Print exactly the lines from the one containing "Convert this document image to plain text." through the last line of the listing, both included.

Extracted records
####

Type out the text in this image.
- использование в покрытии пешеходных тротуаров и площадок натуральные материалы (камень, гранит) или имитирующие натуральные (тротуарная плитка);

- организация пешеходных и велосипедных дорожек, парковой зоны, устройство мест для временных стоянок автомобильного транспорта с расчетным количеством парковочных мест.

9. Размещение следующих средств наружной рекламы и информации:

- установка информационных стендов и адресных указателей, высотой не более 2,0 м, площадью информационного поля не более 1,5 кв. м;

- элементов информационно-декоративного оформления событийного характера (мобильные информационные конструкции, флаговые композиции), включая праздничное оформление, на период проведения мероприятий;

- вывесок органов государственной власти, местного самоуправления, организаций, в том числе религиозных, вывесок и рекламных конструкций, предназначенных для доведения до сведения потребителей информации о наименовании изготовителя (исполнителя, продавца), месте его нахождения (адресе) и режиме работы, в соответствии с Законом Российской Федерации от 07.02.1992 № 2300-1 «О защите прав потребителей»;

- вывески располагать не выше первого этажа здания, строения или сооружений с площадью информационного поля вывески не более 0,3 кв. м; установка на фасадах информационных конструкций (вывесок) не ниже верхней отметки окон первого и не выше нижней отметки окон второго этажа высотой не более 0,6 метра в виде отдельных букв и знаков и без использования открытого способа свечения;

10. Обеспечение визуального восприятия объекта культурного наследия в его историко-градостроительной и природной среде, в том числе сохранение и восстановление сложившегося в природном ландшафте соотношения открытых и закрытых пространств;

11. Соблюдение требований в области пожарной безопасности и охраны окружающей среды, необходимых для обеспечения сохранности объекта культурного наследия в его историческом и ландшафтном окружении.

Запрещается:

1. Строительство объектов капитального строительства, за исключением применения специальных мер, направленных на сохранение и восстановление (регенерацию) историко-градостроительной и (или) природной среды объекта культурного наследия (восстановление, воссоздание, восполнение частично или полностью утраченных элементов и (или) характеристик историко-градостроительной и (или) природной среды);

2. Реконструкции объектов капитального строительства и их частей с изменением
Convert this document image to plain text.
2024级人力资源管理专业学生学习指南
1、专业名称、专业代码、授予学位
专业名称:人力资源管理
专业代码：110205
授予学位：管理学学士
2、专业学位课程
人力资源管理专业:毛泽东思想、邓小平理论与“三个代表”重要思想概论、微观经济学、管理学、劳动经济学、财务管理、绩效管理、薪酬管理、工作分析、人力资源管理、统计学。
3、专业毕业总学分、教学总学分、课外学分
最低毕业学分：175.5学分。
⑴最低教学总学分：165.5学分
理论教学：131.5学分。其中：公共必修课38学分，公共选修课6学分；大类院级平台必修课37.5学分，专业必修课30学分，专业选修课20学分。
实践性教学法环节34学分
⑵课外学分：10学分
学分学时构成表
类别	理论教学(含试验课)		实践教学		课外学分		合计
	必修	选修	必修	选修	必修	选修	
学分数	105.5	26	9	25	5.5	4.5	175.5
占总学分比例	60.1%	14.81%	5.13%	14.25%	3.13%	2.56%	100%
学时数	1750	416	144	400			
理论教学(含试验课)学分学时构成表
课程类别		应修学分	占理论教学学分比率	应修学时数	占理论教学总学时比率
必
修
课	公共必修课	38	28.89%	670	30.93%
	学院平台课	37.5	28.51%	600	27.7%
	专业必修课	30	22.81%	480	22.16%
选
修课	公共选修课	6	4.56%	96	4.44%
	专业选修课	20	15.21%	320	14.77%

####

* **SOLUTION BELOW**:
Convert this document image to plain text.
2024级人力资源管理专业学生学习指南
1、专业名称、专业代码、授予学位
专业名称:人力资源管理
专业代码：110205
授予学位：管理学学士
2、专业学位课程
人力资源管理专业:毛泽东思想、邓小平理论与“三个代表”重要思想概论、微观经济学、管理学、劳动经济学、财务管理、绩效管理、薪酬管理、工作分析、人力资源管理、统计学。
3、专业毕业总学分、教学总学分、课外学分
最低毕业学分：175.5学分。
⑴最低教学总学分：165.5学分
理论教学：131.5学分。其中：公共必修课38学分，公共选修课6学分；大类院级平台必修课37.5学分，专业必修课30学分，专业选修课20学分。
实践性教学法环节34学分
⑵课外学分：10学分
学分学时构成表
类别	理论教学(含试验课)		实践教学		课外学分		合计
	必修	选修	必修	选修	必修	选修	
学分数	105.5	26	9	25	5.5	4.5	175.5
占总学分比例	60.1%	14.81%	5.13%	14.25%	3.13%	2.56%	100%
学时数	1750	416	144	400			
理论教学(含试验课)学分学时构成表
课程类别		应修学分	占理论教学学分比率	应修学时数	占理论教学总学时比率
必
修
课	公共必修课	38	28.89%	670	30.93%
	学院平台课	37.5	28.51%	600	27.7%
	专业必修课	30	22.81%	480	22.16%
选
修课	公共选修课	6	4.56%	96	4.44%
	专业选修课	20	15.21%	320	14.77%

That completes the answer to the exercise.